_Excerpt:_

Ternary expressions can be nested using parentheses:
customer.qty > 100 ? 0.50 : (customer.qty > 50 ? 0.75 : 1.00)
If the condition evaluates to null, the entire ternary returns null.
Type Coercion
Computed fields declare an outputType of either number or text. This is a metadata hint used for validation and display — the formula engine itself returns whatever type the expression produces:
- Arithmetic operations return numbers
- String operations (
+ on two strings, concat) return strings
- Comparison operators always return
1 or 0 (numbers)
coalesce returns the type of the first non-null argument
When defining a computed field, choose the outputType that matches your formula’s expected result. The API validation (CreateCategorySchema) enforces that every computed field specifies both a formula and a valid outputType.
Error Handling
The formula engine is designed to fail gracefully. Every error condition returns null rather than throwing:
| Condition | Behavior |
|---|
Division by zero (10 / 0) | Returns null |
Modulo by zero (10 % 0) | Returns null |
| Missing or undefined variable | Returns null (use coalesce to provide a default) |
null variable value | Returns null (null propagates through all operations) |
| Syntax error or unparseable formula | Returns null |
| Mismatched parentheses | Returns null |
| Empty formula | Returns null |
| Unknown function name | Returns null |
| Wrong argument count for a function | Returns null |
| Type mismatch (e.g., arithmetic on strings) | Returns null |
| Unterminated string literal | Returns null |
Null propagation rule: If any operand in a binary operation is null, the entire operation returns null. This means 5 + null is null, not 5. Use coalesce to guard against missing values.

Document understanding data
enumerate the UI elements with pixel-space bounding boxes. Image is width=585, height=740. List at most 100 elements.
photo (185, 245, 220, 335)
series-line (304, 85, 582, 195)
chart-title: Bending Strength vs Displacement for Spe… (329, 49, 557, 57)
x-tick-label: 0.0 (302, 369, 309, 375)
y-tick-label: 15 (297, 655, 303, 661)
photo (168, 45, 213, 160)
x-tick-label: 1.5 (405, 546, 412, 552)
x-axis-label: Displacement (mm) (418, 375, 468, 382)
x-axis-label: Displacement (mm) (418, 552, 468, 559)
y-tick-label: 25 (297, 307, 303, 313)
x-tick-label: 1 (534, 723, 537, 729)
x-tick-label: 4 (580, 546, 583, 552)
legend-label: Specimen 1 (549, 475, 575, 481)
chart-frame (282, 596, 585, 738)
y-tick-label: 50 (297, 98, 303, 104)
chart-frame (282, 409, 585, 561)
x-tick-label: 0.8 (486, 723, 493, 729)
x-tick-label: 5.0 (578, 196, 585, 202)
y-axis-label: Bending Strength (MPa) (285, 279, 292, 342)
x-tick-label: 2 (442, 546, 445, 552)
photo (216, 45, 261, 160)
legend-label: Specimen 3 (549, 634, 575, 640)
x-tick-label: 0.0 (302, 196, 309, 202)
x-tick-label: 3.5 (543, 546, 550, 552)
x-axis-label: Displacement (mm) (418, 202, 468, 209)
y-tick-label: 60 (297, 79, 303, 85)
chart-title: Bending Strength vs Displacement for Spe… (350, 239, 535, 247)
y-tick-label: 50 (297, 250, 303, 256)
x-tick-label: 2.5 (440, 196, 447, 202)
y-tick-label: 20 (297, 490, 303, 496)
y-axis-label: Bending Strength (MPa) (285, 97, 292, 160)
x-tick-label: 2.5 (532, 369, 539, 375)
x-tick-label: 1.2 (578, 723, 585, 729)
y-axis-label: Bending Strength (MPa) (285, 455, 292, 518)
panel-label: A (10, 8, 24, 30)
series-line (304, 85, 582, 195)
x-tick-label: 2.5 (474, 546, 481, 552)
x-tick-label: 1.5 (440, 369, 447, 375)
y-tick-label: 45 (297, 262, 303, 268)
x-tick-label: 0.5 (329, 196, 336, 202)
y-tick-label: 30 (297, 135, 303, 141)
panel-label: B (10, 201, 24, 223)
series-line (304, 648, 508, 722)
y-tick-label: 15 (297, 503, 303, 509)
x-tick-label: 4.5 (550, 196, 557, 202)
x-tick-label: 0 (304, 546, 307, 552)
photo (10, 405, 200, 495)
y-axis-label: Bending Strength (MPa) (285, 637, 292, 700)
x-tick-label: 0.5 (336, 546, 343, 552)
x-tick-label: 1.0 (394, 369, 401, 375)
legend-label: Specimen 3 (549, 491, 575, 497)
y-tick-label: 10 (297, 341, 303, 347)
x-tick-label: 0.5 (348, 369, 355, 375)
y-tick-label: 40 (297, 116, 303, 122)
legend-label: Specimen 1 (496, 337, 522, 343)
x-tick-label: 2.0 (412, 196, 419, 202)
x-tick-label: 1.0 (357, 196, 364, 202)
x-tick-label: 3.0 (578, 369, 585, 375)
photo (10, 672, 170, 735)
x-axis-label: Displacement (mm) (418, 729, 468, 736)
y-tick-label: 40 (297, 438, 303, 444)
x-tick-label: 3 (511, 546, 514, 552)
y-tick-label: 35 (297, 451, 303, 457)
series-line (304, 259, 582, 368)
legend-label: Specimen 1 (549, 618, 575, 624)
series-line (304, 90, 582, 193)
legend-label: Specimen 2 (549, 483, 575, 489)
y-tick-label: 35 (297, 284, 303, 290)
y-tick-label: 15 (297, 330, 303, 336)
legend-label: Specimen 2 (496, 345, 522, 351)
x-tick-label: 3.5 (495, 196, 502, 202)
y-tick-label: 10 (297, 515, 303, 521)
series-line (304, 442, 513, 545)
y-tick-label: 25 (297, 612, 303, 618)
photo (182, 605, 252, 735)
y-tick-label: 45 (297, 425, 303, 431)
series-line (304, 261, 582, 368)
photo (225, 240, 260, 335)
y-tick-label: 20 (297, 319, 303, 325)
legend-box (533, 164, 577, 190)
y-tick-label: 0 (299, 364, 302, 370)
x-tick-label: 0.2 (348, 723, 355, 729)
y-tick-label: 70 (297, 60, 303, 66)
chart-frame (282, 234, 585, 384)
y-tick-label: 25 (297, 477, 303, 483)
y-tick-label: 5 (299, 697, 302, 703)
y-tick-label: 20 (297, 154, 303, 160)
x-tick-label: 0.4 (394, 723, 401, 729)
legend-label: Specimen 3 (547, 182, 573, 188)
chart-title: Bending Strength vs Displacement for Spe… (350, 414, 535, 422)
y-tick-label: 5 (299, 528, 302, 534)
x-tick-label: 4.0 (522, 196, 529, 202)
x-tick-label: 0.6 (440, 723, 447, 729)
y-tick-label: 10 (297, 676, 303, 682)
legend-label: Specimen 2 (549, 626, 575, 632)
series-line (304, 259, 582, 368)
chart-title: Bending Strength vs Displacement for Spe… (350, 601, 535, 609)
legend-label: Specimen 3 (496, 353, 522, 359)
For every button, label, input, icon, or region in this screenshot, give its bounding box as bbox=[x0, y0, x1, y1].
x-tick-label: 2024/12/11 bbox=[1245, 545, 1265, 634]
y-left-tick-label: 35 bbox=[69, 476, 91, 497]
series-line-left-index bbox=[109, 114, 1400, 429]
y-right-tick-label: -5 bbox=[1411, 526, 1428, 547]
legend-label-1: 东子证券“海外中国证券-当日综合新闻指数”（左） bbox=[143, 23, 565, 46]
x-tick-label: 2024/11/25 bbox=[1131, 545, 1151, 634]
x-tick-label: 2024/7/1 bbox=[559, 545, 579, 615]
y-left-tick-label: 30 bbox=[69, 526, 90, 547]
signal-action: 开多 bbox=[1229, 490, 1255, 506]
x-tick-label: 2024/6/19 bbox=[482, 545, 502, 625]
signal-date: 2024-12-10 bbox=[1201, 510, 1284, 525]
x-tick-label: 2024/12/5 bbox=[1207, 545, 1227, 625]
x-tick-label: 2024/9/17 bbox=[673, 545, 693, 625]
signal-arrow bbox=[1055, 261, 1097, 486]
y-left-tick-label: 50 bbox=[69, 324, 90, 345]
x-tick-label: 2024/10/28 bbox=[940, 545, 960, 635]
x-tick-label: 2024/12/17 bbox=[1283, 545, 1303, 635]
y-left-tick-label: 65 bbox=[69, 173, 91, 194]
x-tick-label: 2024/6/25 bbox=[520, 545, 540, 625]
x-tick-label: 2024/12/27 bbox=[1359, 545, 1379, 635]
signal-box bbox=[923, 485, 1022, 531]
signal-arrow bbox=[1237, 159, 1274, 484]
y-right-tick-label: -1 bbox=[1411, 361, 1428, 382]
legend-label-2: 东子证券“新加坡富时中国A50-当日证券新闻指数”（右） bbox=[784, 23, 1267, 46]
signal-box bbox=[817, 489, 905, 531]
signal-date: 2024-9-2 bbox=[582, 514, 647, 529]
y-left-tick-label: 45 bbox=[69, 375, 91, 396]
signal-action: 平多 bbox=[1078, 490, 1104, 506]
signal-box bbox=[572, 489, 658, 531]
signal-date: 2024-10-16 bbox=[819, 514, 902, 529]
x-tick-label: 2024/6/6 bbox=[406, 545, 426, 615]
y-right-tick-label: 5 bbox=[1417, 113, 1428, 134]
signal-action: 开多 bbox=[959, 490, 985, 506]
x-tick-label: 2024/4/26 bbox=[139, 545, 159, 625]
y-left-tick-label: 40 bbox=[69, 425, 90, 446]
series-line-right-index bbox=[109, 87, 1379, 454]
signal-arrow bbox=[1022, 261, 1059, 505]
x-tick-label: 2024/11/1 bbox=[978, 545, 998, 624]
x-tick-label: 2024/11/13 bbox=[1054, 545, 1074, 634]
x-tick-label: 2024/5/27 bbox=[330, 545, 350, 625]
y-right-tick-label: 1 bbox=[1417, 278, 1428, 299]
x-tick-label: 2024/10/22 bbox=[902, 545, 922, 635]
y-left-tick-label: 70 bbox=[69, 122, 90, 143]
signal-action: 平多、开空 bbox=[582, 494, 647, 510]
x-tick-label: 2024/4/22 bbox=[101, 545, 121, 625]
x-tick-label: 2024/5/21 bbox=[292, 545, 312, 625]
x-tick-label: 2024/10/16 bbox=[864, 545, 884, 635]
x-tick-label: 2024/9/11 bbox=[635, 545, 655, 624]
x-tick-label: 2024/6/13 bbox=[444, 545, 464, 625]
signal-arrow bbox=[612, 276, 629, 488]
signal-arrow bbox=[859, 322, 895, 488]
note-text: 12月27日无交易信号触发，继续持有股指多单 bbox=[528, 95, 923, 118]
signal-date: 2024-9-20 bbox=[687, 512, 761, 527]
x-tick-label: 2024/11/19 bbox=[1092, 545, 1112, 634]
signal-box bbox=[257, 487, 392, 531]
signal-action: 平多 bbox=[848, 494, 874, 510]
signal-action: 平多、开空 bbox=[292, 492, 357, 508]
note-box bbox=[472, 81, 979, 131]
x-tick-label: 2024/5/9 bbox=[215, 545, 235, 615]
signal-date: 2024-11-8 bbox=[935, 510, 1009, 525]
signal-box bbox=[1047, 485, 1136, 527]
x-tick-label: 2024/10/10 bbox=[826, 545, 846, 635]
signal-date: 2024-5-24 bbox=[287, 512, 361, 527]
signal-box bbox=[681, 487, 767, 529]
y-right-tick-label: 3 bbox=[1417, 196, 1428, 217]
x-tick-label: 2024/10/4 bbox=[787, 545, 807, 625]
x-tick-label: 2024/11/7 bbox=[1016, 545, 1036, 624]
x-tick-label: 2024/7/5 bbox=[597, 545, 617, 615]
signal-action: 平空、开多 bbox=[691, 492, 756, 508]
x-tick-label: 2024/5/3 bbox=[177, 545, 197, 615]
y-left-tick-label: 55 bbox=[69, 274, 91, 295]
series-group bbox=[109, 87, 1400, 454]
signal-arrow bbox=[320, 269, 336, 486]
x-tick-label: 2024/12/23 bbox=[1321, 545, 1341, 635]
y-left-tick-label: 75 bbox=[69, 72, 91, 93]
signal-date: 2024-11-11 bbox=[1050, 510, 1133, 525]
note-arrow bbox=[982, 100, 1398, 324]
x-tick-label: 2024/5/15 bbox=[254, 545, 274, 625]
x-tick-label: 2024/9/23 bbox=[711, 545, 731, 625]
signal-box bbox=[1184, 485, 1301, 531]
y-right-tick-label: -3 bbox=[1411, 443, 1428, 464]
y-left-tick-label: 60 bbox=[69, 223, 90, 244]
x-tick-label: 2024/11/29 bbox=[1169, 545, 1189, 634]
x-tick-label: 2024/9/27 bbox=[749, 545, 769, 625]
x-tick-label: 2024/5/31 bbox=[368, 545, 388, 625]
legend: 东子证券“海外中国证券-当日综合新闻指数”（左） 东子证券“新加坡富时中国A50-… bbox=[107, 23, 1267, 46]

_Instructions:_
1 - In the formula engine excerpt, list each kind of operation named under "Type Coercion" along with the type it returns.
2 - Recast the paragraph of the formula engine excerpt that begins "When defining a computed field" as a short bulleted list.
3 - Extend the formula engine excerpt, picking up after its last sentence.

_Answer list:_
1 -
- Arithmetic operations: numbers
- String operations (+ on two strings, concat): strings
- Comparison operators: 1 or 0 (numbers)
- coalesce: the type of the first non-null argument

2 -
- Choose an outputType that matches the formula's expected result.
- The API validation (CreateCategorySchema) requires every computed field to specify both a formula and a valid outputType.

3 -
Simple arithmetic
Applies a 10% markup to the offer’s base_rate custom field.
Customer data lookup
Computes 2% of the customer’s balance (loaded via Enrich stage).
Request-time conditional
attributes.tier == "gold" ? 500 : 200
Returns a different reward amount based on the tier passed in the Recommend request.
Fallback with coalesce
coalesce(customer.preferred_rate, base_rate, 5.0)
Uses the customer’s preferred rate if available, falls back to the offer’s base rate, then to a hardcoded default of 5.0.
String personalization
concat("Hello ", customer.first_name)
Builds a personalized greeting from enriched customer data.
Rounded calculation
round(customer.loan_amount * base_rate / 100, 2)
Computes a monthly interest amount rounded to 2 decimal places.
Conditional discount
base_price * (1 - (customer.loyalty_years > 5 ? 0.15 : 0.05))
Applies a 15% discount for customers with more than 5 loyalty years, otherwise 5%.
Clamping with min/max
max(min(calculated_rate, 25.0), 2.5)
Ensures a rate stays within the 2.5 to 25.0 range.
Multi-variable calculation
(customer.income - customer.expenses) * risk_factor
Computes disposable income multiplied by an offer-level risk factor.
Channel-aware text
attributes.channel == "email" ? concat(customer.name, ", check out ", offer_name) : offer_name
Returns a personalized message for email, or just the offer name for other channels.
Tiered pricing with nested ternary
customer.qty > 100 ? 0.50 : (customer.qty > 50 ? 0.75 : 1.00)
Three-tier pricing: high volume at 0.50, medium at 0.75, standard at 1.00.
Scoring with null safety
coalesce(customer.score, 0) * offer.weight + coalesce(customer.bonus, 0)
Builds a weighted score with safe defaults for missing values.
Validation
UI Validation
The Business Hierarchy page (Category editor) includes a Validate button for computed fields. Clicking it runs validateFormula() which tokenizes and parses the formula, returning either { valid: true } or { valid: false, error: "..." } with a descriptive error message.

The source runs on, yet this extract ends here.